** START OF GIVEN DATA **

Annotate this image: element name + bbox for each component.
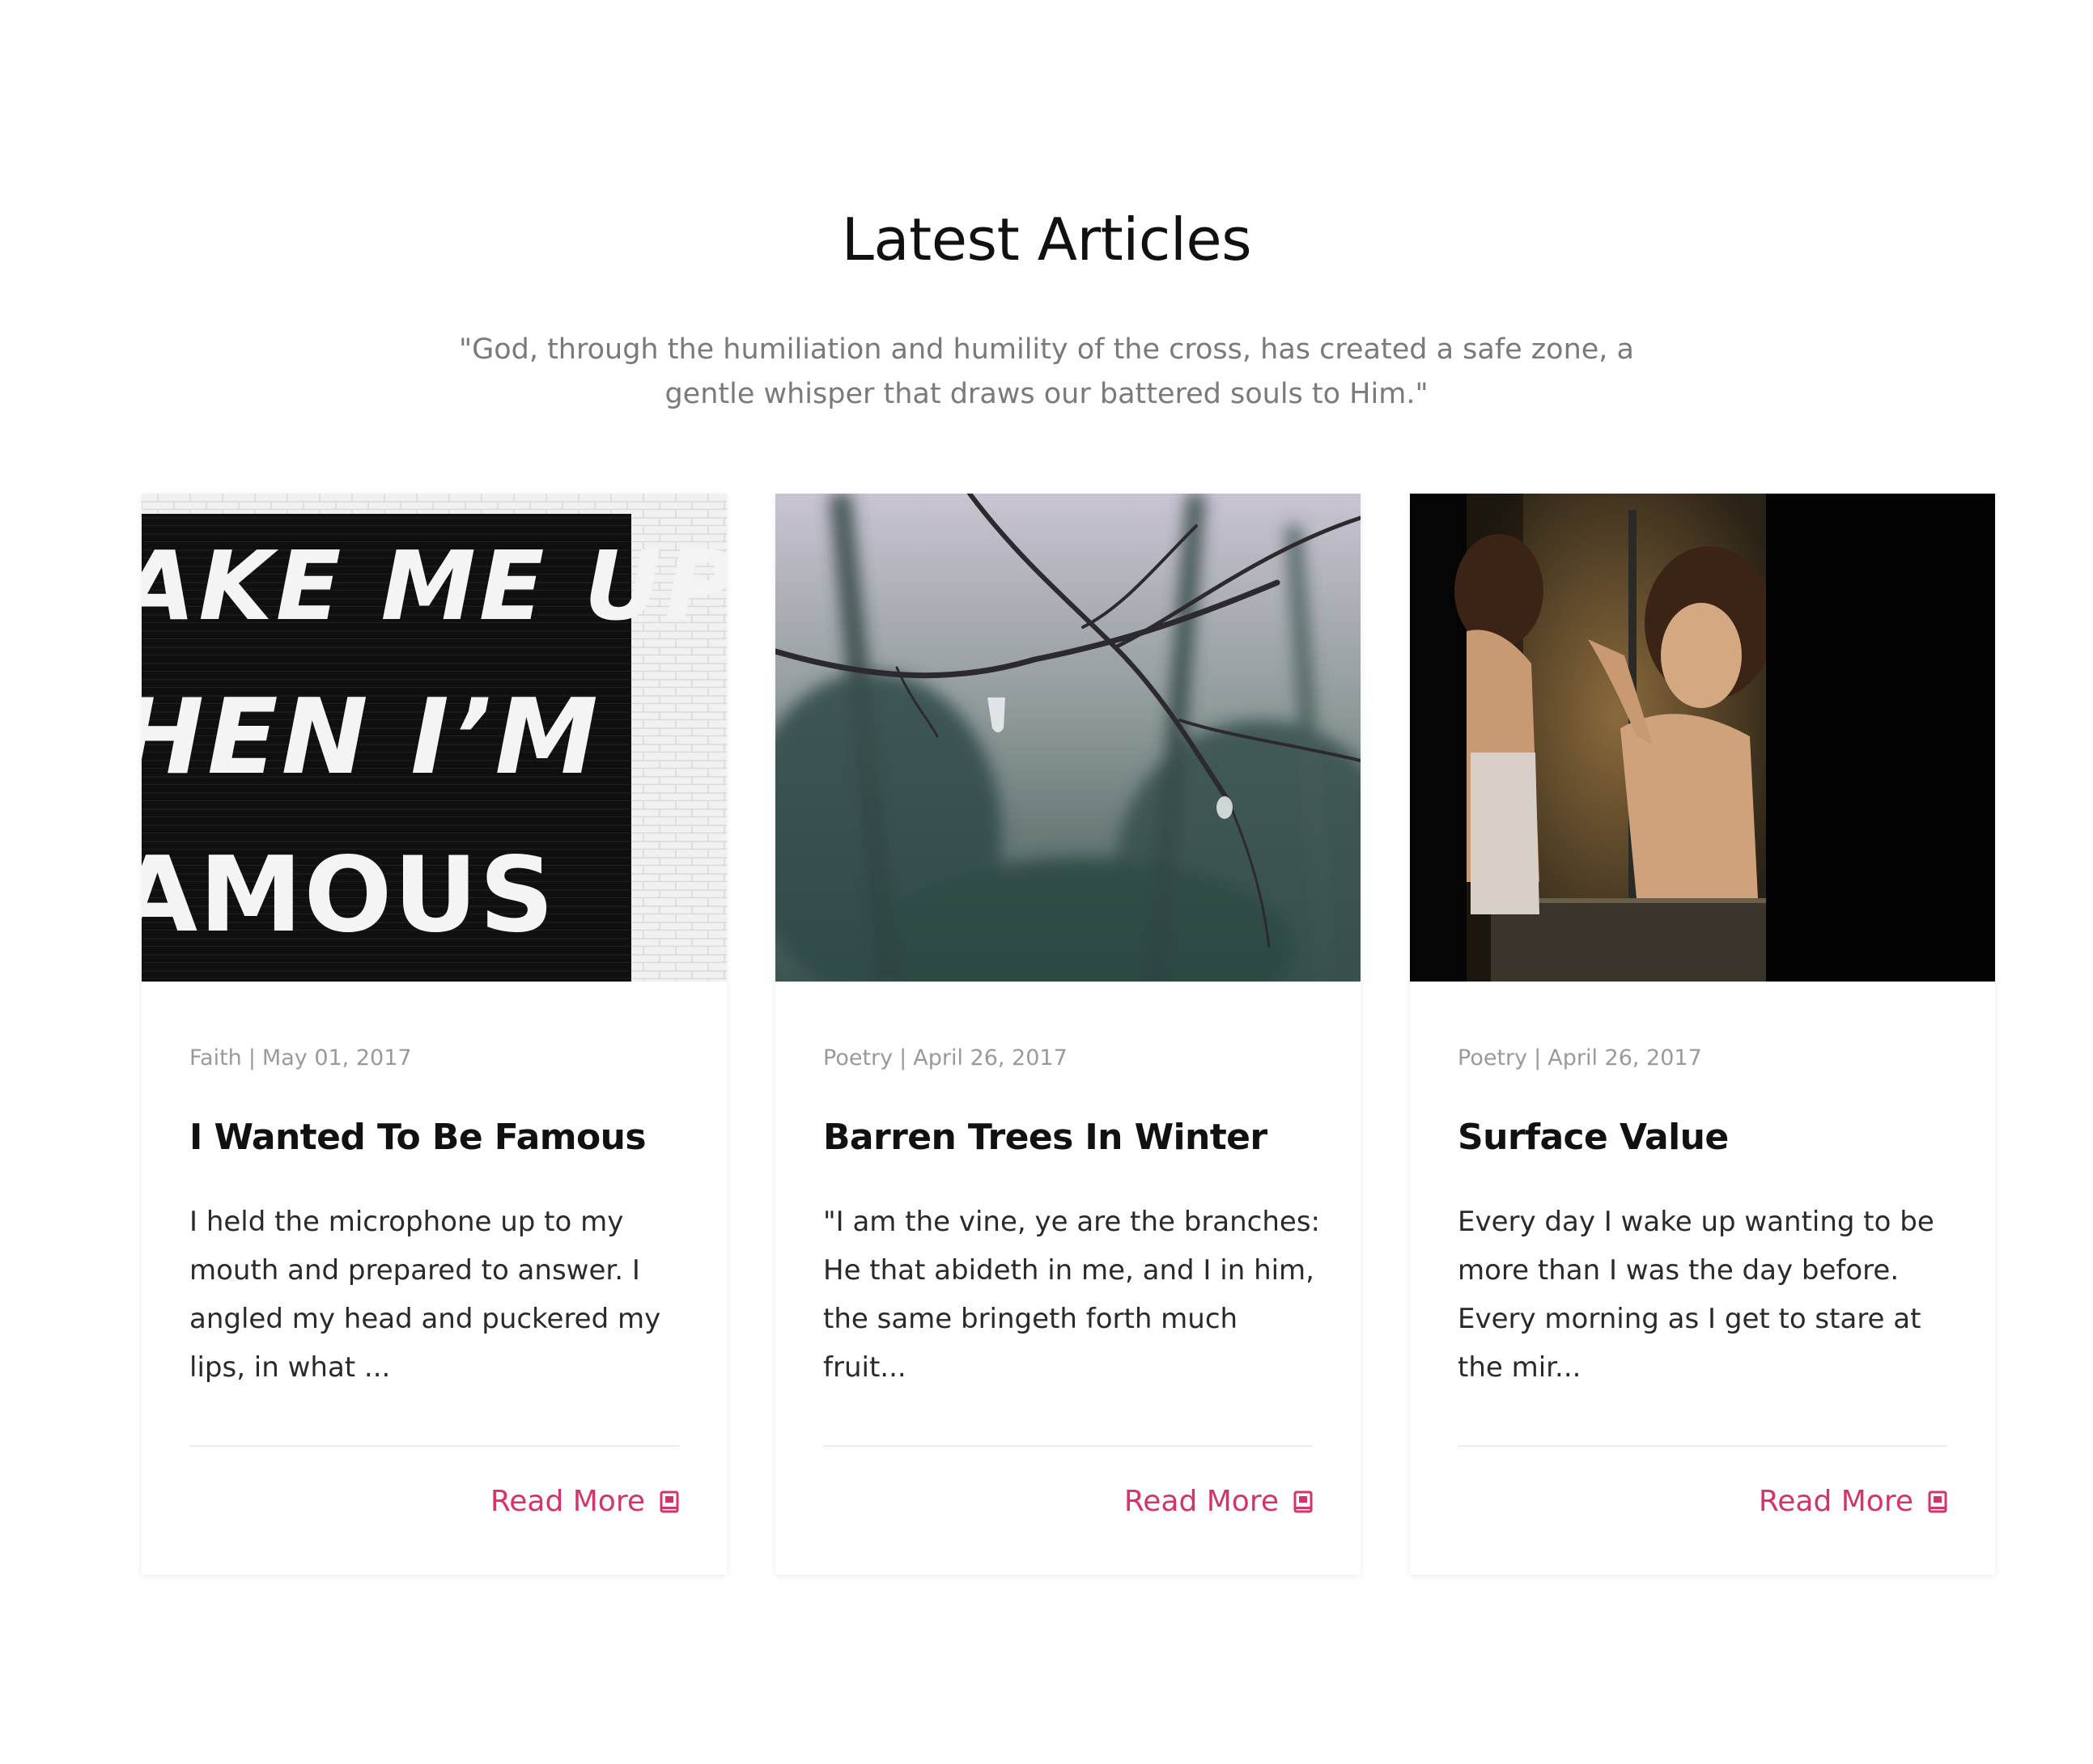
article-category[interactable]: Faith — [189, 1045, 242, 1071]
article-card-surface-value[interactable]: Poetry | April 26, 2017 Surface Value Ever… — [1410, 494, 1995, 1575]
article-card-barren-trees[interactable]: Poetry | April 26, 2017 Barren Trees In Wi… — [775, 494, 1361, 1575]
card-divider — [823, 1445, 1313, 1447]
article-date: April 26, 2017 — [913, 1045, 1068, 1071]
book-icon — [1293, 1490, 1313, 1513]
article-category[interactable]: Poetry — [1458, 1045, 1527, 1071]
section-title: Latest Articles — [841, 206, 1252, 274]
read-more-link[interactable]: Read More — [1759, 1485, 1947, 1518]
meta-separator: | — [899, 1045, 907, 1071]
article-title[interactable]: I Wanted To Be Famous — [189, 1117, 691, 1158]
card-divider — [1458, 1445, 1947, 1447]
meta-separator: | — [1534, 1045, 1542, 1071]
article-excerpt: "I am the vine, ye are the branches: He … — [823, 1206, 1321, 1384]
book-icon — [1928, 1490, 1947, 1513]
meta-separator: | — [248, 1045, 256, 1071]
read-more-link[interactable]: Read More — [1124, 1485, 1313, 1518]
article-date: April 26, 2017 — [1547, 1045, 1702, 1071]
article-excerpt: Every day I wake up wanting to be more t… — [1458, 1206, 1934, 1384]
article-category[interactable]: Poetry — [823, 1045, 893, 1071]
card-divider — [189, 1445, 679, 1447]
image-sign-line-2: HEN I’M — [142, 677, 601, 798]
article-title[interactable]: Barren Trees In Winter — [823, 1117, 1325, 1158]
article-card-famous[interactable]: AKE ME UP HEN I’M AMOUS Faith | May 01, 20… — [142, 494, 727, 1575]
article-image-famous[interactable]: AKE ME UP HEN I’M AMOUS — [142, 494, 727, 982]
read-more-link[interactable]: Read More — [490, 1485, 679, 1518]
article-image-barren-trees[interactable] — [775, 494, 1361, 982]
read-more-label: Read More — [1758, 1485, 1913, 1518]
read-more-label: Read More — [490, 1485, 645, 1518]
read-more-label: Read More — [1123, 1485, 1279, 1518]
article-date: May 01, 2017 — [261, 1045, 412, 1071]
image-sign-line-1: AKE ME UP — [142, 530, 727, 642]
article-image-surface-value[interactable] — [1410, 494, 1995, 982]
article-title[interactable]: Surface Value — [1458, 1117, 1959, 1158]
section-quote: "God, through the humiliation and humili… — [458, 333, 1635, 410]
article-meta: Poetry | April 26, 2017 — [823, 1045, 1068, 1071]
book-icon — [660, 1490, 679, 1513]
article-excerpt: I held the microphone up to my mouth and… — [189, 1206, 661, 1384]
article-meta: Faith | May 01, 2017 — [189, 1045, 412, 1071]
image-sign-line-3: AMOUS — [142, 835, 555, 956]
article-meta: Poetry | April 26, 2017 — [1458, 1045, 1702, 1071]
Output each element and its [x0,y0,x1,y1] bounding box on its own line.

** END OF GIVEN DATA **

→ PROBLEM DETAILS: Reproduce every line of the records above verbatim, omitting the pictures.

→ EXERCISE OUTPUT:
Annotate this image: element name + bbox for each component.
article-category[interactable]: Faith — [189, 1045, 242, 1071]
article-card-surface-value[interactable]: Poetry | April 26, 2017 Surface Value Ever… — [1410, 494, 1995, 1575]
article-card-barren-trees[interactable]: Poetry | April 26, 2017 Barren Trees In Wi… — [775, 494, 1361, 1575]
card-divider — [823, 1445, 1313, 1447]
article-date: April 26, 2017 — [913, 1045, 1068, 1071]
book-icon — [1293, 1490, 1313, 1513]
article-category[interactable]: Poetry — [1458, 1045, 1527, 1071]
section-title: Latest Articles — [841, 206, 1252, 274]
read-more-link[interactable]: Read More — [1759, 1485, 1947, 1518]
meta-separator: | — [899, 1045, 907, 1071]
article-title[interactable]: I Wanted To Be Famous — [189, 1117, 691, 1158]
card-divider — [1458, 1445, 1947, 1447]
meta-separator: | — [1534, 1045, 1542, 1071]
article-excerpt: "I am the vine, ye are the branches: He … — [823, 1206, 1321, 1384]
book-icon — [1928, 1490, 1947, 1513]
meta-separator: | — [248, 1045, 256, 1071]
read-more-link[interactable]: Read More — [1124, 1485, 1313, 1518]
article-date: April 26, 2017 — [1547, 1045, 1702, 1071]
article-excerpt: Every day I wake up wanting to be more t… — [1458, 1206, 1934, 1384]
article-category[interactable]: Poetry — [823, 1045, 893, 1071]
card-divider — [189, 1445, 679, 1447]
image-sign-line-2: HEN I’M — [142, 677, 601, 798]
article-title[interactable]: Barren Trees In Winter — [823, 1117, 1325, 1158]
article-card-famous[interactable]: AKE ME UP HEN I’M AMOUS Faith | May 01, 20… — [142, 494, 727, 1575]
article-image-famous[interactable]: AKE ME UP HEN I’M AMOUS — [142, 494, 727, 982]
read-more-link[interactable]: Read More — [490, 1485, 679, 1518]
article-image-barren-trees[interactable] — [775, 494, 1361, 982]
read-more-label: Read More — [1758, 1485, 1913, 1518]
read-more-label: Read More — [490, 1485, 645, 1518]
read-more-label: Read More — [1123, 1485, 1279, 1518]
article-date: May 01, 2017 — [261, 1045, 412, 1071]
image-sign-line-1: AKE ME UP — [142, 530, 727, 642]
article-image-surface-value[interactable] — [1410, 494, 1995, 982]
article-title[interactable]: Surface Value — [1458, 1117, 1959, 1158]
section-quote: "God, through the humiliation and humili… — [458, 333, 1635, 410]
article-meta: Poetry | April 26, 2017 — [823, 1045, 1068, 1071]
book-icon — [660, 1490, 679, 1513]
article-excerpt: I held the microphone up to my mouth and… — [189, 1206, 661, 1384]
article-meta: Faith | May 01, 2017 — [189, 1045, 412, 1071]
image-sign-line-3: AMOUS — [142, 835, 555, 956]
article-meta: Poetry | April 26, 2017 — [1458, 1045, 1702, 1071]
Output each element and its [x0,y0,x1,y1] bounding box on its own line.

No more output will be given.